Aim: Go through the entries below and pick out every line with "Villaggio".

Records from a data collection
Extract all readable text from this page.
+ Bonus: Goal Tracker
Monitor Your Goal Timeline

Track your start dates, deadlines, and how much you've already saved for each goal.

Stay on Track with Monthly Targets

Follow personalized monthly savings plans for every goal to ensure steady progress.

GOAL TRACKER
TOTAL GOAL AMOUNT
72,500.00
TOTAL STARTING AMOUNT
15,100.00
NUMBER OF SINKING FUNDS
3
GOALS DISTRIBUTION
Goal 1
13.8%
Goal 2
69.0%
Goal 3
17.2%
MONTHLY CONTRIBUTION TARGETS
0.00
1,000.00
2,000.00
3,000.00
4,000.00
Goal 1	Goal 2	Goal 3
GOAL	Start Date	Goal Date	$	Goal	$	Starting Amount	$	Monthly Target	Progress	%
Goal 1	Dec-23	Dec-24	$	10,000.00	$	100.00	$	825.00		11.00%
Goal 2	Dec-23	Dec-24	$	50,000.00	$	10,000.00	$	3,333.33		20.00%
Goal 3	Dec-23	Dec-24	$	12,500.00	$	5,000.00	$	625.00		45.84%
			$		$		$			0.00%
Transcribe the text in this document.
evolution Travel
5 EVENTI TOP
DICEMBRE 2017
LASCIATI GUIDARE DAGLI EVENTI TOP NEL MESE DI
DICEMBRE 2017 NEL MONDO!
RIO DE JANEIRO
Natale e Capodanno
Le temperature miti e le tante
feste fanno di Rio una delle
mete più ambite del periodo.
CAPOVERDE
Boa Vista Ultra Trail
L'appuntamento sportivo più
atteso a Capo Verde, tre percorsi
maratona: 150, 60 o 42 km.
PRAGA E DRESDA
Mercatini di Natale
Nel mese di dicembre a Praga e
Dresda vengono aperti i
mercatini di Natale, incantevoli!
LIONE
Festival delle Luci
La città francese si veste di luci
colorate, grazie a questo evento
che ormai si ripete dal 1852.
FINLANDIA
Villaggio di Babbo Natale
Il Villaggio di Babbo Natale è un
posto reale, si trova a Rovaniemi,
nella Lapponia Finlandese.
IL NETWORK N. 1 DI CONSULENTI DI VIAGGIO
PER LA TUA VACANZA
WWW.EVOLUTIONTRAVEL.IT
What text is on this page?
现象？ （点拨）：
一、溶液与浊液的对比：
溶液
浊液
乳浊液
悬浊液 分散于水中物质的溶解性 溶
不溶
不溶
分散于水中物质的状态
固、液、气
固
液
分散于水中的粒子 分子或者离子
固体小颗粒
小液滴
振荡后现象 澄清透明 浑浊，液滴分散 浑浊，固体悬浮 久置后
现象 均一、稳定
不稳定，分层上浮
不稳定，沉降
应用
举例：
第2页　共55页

Answer to this exercise:
Villaggio di Babbo Natale
Il Villaggio di Babbo Natale è un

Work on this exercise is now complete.